(Rows from a dataset)
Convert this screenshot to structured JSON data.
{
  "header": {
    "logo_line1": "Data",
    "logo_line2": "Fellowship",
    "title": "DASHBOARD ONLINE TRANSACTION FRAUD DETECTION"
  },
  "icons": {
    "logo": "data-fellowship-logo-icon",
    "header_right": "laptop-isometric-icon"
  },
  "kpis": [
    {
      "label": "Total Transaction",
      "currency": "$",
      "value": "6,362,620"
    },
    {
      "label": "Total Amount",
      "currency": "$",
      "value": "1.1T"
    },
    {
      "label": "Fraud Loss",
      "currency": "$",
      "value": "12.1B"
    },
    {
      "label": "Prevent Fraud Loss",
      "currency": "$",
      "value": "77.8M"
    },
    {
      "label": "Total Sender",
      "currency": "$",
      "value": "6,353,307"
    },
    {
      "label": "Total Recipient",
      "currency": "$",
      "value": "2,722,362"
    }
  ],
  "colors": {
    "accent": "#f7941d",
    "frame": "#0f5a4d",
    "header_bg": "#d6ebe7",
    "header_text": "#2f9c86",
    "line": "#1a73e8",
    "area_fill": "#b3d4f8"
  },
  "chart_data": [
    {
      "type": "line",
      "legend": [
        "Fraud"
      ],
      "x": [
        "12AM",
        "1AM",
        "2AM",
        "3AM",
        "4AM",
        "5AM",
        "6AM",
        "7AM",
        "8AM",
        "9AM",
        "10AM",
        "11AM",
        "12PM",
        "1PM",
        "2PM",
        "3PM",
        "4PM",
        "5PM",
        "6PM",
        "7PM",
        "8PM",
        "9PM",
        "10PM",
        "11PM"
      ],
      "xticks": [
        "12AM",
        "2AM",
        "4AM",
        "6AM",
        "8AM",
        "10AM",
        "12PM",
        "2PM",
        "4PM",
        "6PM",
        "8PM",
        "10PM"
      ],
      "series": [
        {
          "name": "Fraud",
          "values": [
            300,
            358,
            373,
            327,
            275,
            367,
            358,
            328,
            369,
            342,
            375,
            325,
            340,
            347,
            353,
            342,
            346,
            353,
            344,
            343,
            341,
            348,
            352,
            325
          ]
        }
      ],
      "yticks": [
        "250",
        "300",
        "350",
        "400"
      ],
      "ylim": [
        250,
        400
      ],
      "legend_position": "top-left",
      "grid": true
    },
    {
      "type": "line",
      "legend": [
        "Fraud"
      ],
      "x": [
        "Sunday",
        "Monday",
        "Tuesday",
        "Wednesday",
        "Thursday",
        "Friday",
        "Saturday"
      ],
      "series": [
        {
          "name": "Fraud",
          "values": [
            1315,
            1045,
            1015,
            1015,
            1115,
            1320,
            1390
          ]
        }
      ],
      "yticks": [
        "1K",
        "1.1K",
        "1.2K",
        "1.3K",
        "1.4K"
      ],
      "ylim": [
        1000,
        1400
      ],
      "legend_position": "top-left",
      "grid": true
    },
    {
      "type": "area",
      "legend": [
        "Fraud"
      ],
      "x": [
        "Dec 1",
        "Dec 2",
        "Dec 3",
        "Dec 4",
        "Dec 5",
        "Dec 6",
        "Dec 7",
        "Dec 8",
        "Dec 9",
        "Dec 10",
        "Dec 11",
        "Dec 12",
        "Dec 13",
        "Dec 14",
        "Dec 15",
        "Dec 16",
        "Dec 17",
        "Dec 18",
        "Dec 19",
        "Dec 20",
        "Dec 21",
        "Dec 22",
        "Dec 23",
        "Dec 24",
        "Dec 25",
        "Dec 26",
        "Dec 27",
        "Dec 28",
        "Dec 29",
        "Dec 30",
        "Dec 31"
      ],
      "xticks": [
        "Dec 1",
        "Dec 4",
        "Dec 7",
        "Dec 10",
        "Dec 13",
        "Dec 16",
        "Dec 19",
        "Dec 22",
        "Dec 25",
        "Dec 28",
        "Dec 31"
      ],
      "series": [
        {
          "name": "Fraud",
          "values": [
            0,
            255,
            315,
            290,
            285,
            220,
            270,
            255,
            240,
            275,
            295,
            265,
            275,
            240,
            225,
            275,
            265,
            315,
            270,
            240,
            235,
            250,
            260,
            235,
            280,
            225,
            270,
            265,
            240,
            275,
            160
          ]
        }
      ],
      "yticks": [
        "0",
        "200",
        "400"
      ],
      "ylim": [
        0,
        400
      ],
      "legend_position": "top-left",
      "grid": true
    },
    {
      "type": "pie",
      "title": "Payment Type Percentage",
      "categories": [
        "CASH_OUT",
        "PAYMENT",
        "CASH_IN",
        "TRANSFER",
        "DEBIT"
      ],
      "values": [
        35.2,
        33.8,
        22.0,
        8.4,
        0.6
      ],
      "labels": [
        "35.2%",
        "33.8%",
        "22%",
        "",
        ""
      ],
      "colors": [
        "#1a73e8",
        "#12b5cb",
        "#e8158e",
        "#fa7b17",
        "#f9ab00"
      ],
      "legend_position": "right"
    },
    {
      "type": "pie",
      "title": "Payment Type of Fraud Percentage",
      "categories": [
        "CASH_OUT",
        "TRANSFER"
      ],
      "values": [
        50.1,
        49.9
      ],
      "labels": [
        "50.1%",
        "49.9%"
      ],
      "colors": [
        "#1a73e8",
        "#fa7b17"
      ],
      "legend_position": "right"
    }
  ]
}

* **Task to complete**
Repeat all of the entries exactly.

* **Full output**
Convert this screenshot to structured JSON data.
{
  "header": {
    "logo_line1": "Data",
    "logo_line2": "Fellowship",
    "title": "DASHBOARD ONLINE TRANSACTION FRAUD DETECTION"
  },
  "icons": {
    "logo": "data-fellowship-logo-icon",
    "header_right": "laptop-isometric-icon"
  },
  "kpis": [
    {
      "label": "Total Transaction",
      "currency": "$",
      "value": "6,362,620"
    },
    {
      "label": "Total Amount",
      "currency": "$",
      "value": "1.1T"
    },
    {
      "label": "Fraud Loss",
      "currency": "$",
      "value": "12.1B"
    },
    {
      "label": "Prevent Fraud Loss",
      "currency": "$",
      "value": "77.8M"
    },
    {
      "label": "Total Sender",
      "currency": "$",
      "value": "6,353,307"
    },
    {
      "label": "Total Recipient",
      "currency": "$",
      "value": "2,722,362"
    }
  ],
  "colors": {
    "accent": "#f7941d",
    "frame": "#0f5a4d",
    "header_bg": "#d6ebe7",
    "header_text": "#2f9c86",
    "line": "#1a73e8",
    "area_fill": "#b3d4f8"
  },
  "chart_data": [
    {
      "type": "line",
      "legend": [
        "Fraud"
      ],
      "x": [
        "12AM",
        "1AM",
        "2AM",
        "3AM",
        "4AM",
        "5AM",
        "6AM",
        "7AM",
        "8AM",
        "9AM",
        "10AM",
        "11AM",
        "12PM",
        "1PM",
        "2PM",
        "3PM",
        "4PM",
        "5PM",
        "6PM",
        "7PM",
        "8PM",
        "9PM",
        "10PM",
        "11PM"
      ],
      "xticks": [
        "12AM",
        "2AM",
        "4AM",
        "6AM",
        "8AM",
        "10AM",
        "12PM",
        "2PM",
        "4PM",
        "6PM",
        "8PM",
        "10PM"
      ],
      "series": [
        {
          "name": "Fraud",
          "values": [
            300,
            358,
            373,
            327,
            275,
            367,
            358,
            328,
            369,
            342,
            375,
            325,
            340,
            347,
            353,
            342,
            346,
            353,
            344,
            343,
            341,
            348,
            352,
            325
          ]
        }
      ],
      "yticks": [
        "250",
        "300",
        "350",
        "400"
      ],
      "ylim": [
        250,
        400
      ],
      "legend_position": "top-left",
      "grid": true
    },
    {
      "type": "line",
      "legend": [
        "Fraud"
      ],
      "x": [
        "Sunday",
        "Monday",
        "Tuesday",
        "Wednesday",
        "Thursday",
        "Friday",
        "Saturday"
      ],
      "series": [
        {
          "name": "Fraud",
          "values": [
            1315,
            1045,
            1015,
            1015,
            1115,
            1320,
            1390
          ]
        }
      ],
      "yticks": [
        "1K",
        "1.1K",
        "1.2K",
        "1.3K",
        "1.4K"
      ],
      "ylim": [
        1000,
        1400
      ],
      "legend_position": "top-left",
      "grid": true
    },
    {
      "type": "area",
      "legend": [
        "Fraud"
      ],
      "x": [
        "Dec 1",
        "Dec 2",
        "Dec 3",
        "Dec 4",
        "Dec 5",
        "Dec 6",
        "Dec 7",
        "Dec 8",
        "Dec 9",
        "Dec 10",
        "Dec 11",
        "Dec 12",
        "Dec 13",
        "Dec 14",
        "Dec 15",
        "Dec 16",
        "Dec 17",
        "Dec 18",
        "Dec 19",
        "Dec 20",
        "Dec 21",
        "Dec 22",
        "Dec 23",
        "Dec 24",
        "Dec 25",
        "Dec 26",
        "Dec 27",
        "Dec 28",
        "Dec 29",
        "Dec 30",
        "Dec 31"
      ],
      "xticks": [
        "Dec 1",
        "Dec 4",
        "Dec 7",
        "Dec 10",
        "Dec 13",
        "Dec 16",
        "Dec 19",
        "Dec 22",
        "Dec 25",
        "Dec 28",
        "Dec 31"
      ],
      "series": [
        {
          "name": "Fraud",
          "values": [
            0,
            255,
            315,
            290,
            285,
            220,
            270,
            255,
            240,
            275,
            295,
            265,
            275,
            240,
            225,
            275,
            265,
            315,
            270,
            240,
            235,
            250,
            260,
            235,
            280,
            225,
            270,
            265,
            240,
            275,
            160
          ]
        }
      ],
      "yticks": [
        "0",
        "200",
        "400"
      ],
      "ylim": [
        0,
        400
      ],
      "legend_position": "top-left",
      "grid": true
    },
    {
      "type": "pie",
      "title": "Payment Type Percentage",
      "categories": [
        "CASH_OUT",
        "PAYMENT",
        "CASH_IN",
        "TRANSFER",
        "DEBIT"
      ],
      "values": [
        35.2,
        33.8,
        22.0,
        8.4,
        0.6
      ],
      "labels": [
        "35.2%",
        "33.8%",
        "22%",
        "",
        ""
      ],
      "colors": [
        "#1a73e8",
        "#12b5cb",
        "#e8158e",
        "#fa7b17",
        "#f9ab00"
      ],
      "legend_position": "right"
    },
    {
      "type": "pie",
      "title": "Payment Type of Fraud Percentage",
      "categories": [
        "CASH_OUT",
        "TRANSFER"
      ],
      "values": [
        50.1,
        49.9
      ],
      "labels": [
        "50.1%",
        "49.9%"
      ],
      "colors": [
        "#1a73e8",
        "#fa7b17"
      ],
      "legend_position": "right"
    }
  ]
}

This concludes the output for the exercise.